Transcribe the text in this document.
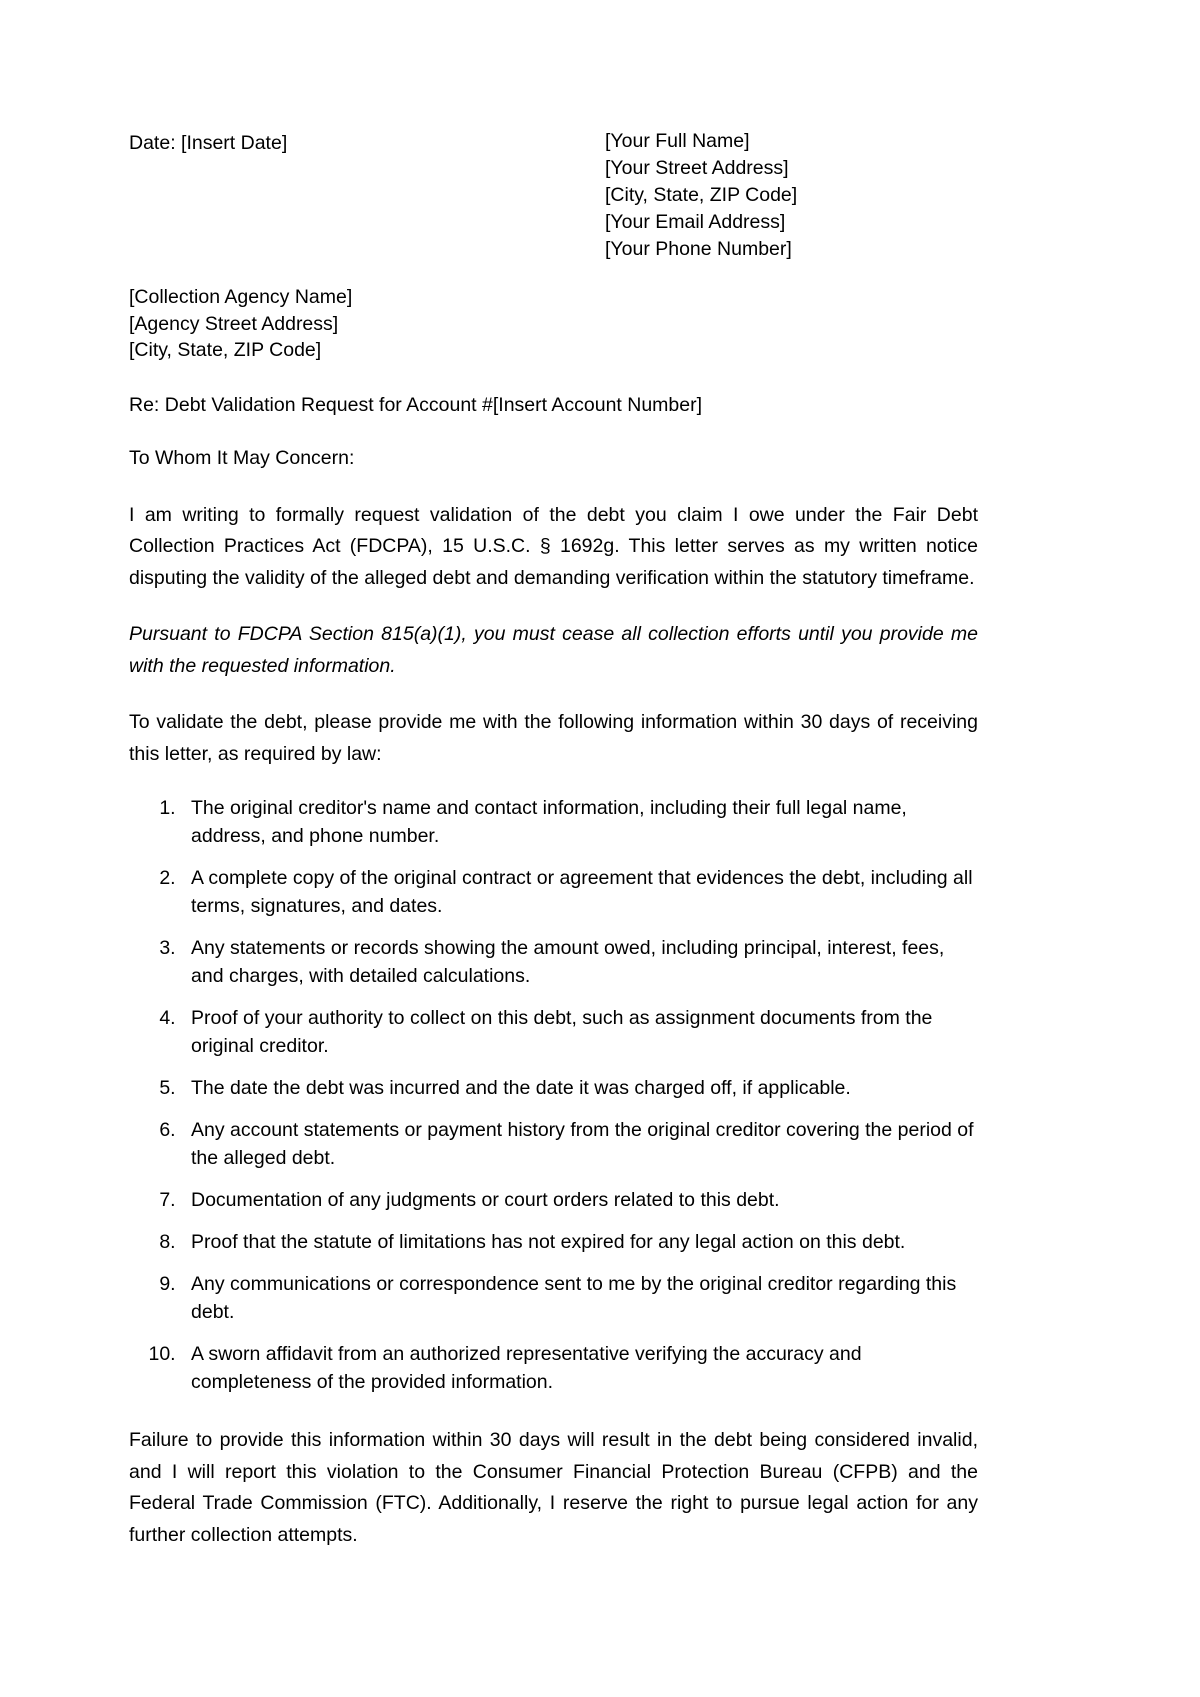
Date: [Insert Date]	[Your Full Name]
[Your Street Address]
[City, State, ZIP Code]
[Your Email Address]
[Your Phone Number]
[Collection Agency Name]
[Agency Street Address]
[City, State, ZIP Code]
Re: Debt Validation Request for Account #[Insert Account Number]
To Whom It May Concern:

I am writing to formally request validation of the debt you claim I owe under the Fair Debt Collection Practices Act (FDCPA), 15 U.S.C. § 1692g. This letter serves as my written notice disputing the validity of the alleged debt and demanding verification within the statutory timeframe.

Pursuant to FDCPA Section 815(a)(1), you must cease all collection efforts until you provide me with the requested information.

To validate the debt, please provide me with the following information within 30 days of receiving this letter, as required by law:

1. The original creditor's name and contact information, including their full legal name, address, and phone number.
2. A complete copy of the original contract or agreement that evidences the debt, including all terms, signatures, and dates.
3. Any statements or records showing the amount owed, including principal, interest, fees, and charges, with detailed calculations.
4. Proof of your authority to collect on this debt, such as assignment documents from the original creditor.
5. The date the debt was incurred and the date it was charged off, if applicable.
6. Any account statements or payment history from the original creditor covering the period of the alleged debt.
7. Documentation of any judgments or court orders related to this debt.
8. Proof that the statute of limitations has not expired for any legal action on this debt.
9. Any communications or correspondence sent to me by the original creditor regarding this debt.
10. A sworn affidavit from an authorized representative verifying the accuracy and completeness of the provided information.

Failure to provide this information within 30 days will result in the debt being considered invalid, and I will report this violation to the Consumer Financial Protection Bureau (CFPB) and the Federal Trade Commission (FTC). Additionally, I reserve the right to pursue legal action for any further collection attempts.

****************************************

Copy out every line that includes the word "legal".

_TASK RESULT_.
1. The original creditor's name and contact information, including their full legal name, address, and phone number.
8. Proof that the statute of limitations has not expired for any legal action on this debt.
Failure to provide this information within 30 days will result in the debt being considered invalid, and I will report this violation to the Consumer Financial Protection Bureau (CFPB) and the Federal Trade Commission (FTC). Additionally, I reserve the right to pursue legal action for any further collection attempts.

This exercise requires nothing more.